● TASK BRIEF:
Every line below that mentions the word "Frequency" should be copied out.

● MATERIAL TO PROCESS:
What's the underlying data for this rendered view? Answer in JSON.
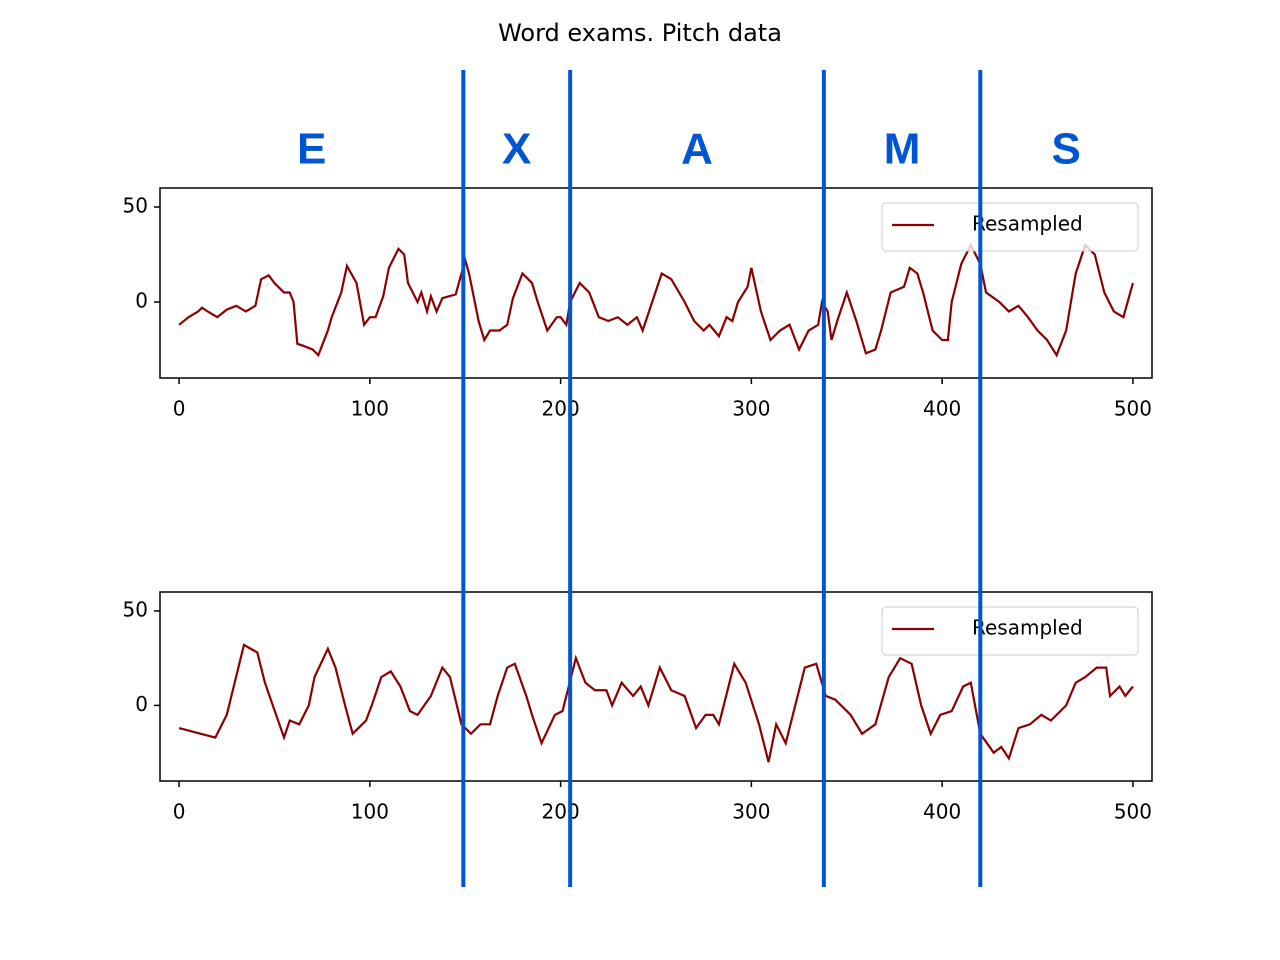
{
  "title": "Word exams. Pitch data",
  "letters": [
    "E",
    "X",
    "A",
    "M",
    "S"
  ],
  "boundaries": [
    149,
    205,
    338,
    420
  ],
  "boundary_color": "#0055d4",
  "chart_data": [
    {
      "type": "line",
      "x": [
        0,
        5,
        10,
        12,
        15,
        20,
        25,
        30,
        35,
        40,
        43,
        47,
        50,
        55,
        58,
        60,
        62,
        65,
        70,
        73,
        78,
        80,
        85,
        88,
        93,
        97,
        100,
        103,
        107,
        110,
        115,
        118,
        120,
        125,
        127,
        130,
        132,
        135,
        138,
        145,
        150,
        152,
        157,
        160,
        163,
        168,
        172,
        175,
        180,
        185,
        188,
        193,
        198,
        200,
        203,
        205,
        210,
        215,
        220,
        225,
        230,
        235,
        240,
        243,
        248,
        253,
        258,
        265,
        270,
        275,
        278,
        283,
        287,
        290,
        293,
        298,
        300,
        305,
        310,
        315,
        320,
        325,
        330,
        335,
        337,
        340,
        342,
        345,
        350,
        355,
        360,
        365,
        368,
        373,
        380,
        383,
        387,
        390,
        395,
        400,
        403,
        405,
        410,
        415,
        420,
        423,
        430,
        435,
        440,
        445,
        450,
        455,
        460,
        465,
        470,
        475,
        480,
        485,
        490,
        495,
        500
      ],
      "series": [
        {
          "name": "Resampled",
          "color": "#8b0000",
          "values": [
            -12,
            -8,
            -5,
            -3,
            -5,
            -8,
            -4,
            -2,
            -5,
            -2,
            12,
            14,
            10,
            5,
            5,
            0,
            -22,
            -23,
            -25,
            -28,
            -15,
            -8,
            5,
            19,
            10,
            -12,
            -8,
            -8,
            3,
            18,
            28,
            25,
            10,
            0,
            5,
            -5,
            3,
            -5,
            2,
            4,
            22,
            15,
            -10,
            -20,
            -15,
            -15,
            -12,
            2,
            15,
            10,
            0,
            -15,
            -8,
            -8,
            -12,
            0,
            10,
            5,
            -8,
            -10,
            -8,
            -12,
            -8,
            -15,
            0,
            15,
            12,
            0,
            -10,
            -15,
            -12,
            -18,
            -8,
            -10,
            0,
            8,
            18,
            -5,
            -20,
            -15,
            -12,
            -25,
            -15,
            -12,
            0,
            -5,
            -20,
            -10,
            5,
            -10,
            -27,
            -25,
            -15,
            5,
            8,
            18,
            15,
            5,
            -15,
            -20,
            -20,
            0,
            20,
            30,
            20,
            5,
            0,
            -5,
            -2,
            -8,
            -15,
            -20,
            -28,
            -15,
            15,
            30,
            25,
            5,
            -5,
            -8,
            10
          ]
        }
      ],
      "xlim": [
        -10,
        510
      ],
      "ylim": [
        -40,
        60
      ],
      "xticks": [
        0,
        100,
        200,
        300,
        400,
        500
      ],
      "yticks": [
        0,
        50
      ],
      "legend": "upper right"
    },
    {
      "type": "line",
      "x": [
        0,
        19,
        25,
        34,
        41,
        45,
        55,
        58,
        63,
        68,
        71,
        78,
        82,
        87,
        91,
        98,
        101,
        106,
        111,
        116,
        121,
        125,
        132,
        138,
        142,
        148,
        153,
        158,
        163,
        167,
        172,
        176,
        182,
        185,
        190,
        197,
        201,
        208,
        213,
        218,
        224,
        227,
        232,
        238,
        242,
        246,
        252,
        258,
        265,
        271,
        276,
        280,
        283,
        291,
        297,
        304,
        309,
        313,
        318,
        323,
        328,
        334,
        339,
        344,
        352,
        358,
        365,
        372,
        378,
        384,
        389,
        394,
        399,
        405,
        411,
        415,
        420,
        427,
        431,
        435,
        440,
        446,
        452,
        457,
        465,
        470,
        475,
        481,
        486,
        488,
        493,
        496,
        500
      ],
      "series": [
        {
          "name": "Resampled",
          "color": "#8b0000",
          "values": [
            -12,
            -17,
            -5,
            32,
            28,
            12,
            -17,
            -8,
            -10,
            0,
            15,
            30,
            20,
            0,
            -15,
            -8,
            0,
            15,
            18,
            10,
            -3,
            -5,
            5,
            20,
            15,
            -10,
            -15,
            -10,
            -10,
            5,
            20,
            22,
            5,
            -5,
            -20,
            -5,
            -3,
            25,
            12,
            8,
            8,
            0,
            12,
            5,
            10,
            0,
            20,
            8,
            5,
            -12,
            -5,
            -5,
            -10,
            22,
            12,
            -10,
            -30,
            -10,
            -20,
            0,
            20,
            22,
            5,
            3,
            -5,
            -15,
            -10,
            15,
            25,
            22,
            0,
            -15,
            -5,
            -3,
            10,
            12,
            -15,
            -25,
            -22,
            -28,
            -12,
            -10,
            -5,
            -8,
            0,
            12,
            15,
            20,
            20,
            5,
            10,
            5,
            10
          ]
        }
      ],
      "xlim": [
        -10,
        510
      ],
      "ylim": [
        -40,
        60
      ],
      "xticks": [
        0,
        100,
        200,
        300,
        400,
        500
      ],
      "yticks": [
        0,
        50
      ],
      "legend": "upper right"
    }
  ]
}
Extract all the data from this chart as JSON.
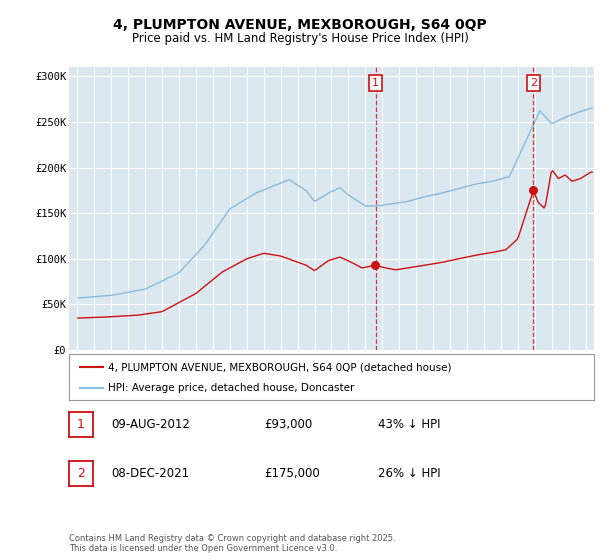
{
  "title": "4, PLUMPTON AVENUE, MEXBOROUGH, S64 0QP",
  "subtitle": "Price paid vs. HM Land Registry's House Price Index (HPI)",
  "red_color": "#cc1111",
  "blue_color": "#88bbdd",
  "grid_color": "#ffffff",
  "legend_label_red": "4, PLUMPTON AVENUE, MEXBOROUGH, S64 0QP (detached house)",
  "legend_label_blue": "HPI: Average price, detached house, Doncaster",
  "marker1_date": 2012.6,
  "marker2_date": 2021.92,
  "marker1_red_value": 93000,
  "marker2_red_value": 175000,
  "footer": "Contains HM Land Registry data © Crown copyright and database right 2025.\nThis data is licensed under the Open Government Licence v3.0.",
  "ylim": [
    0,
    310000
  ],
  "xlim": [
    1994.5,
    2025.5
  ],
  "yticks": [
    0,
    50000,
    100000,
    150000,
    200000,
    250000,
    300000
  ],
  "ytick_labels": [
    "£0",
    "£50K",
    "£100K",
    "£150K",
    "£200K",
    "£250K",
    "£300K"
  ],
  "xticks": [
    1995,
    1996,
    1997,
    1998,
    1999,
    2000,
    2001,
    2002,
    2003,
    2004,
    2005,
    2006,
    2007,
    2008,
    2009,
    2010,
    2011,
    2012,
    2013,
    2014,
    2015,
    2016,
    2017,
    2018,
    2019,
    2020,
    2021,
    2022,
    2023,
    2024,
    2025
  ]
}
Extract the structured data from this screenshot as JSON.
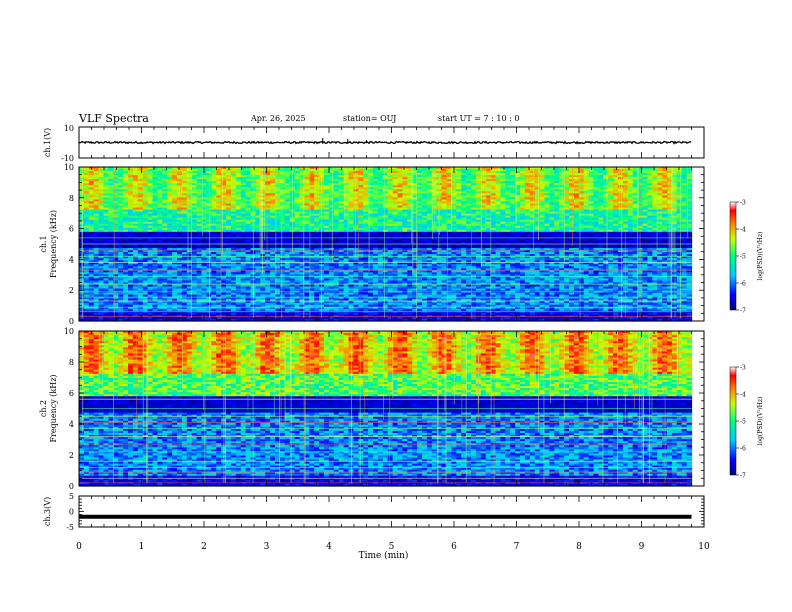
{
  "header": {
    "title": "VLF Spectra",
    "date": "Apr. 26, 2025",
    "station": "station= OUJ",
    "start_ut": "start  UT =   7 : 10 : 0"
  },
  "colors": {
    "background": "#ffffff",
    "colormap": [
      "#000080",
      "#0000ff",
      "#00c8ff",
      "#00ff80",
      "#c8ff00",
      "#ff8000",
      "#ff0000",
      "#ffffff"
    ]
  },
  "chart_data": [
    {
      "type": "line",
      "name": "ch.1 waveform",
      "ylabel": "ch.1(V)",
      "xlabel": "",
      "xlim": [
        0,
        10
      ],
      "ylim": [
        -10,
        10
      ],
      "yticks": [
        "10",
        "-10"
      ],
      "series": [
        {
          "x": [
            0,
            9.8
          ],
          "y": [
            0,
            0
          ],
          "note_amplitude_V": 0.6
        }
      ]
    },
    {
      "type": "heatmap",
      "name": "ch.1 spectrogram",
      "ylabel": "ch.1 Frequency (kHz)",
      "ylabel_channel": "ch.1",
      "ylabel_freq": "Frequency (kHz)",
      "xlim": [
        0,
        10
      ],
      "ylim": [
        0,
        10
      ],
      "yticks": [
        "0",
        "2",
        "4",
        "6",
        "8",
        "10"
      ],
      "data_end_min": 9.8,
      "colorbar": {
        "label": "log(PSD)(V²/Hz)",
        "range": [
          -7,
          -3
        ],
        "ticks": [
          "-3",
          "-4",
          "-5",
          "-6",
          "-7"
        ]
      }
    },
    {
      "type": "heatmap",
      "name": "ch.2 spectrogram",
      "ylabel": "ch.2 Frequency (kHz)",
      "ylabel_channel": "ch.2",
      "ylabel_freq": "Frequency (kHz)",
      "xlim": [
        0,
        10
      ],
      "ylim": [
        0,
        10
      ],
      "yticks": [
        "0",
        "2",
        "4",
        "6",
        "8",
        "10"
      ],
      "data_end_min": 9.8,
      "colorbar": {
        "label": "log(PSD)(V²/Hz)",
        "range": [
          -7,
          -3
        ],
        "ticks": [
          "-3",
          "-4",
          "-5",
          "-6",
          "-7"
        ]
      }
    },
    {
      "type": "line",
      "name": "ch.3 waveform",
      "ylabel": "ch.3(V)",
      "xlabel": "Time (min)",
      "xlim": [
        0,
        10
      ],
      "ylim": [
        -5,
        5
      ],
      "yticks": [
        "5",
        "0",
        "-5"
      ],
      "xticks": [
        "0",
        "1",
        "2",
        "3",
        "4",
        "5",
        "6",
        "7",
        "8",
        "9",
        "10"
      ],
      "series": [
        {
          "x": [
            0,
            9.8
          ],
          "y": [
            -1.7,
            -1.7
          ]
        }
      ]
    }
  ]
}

● EXERCISE ANSWER:
      "ylabel": "ch.1 Frequency (kHz)",
      "ylabel_freq": "Frequency (kHz)",
      "ylabel": "ch.2 Frequency (kHz)",
      "ylabel_freq": "Frequency (kHz)",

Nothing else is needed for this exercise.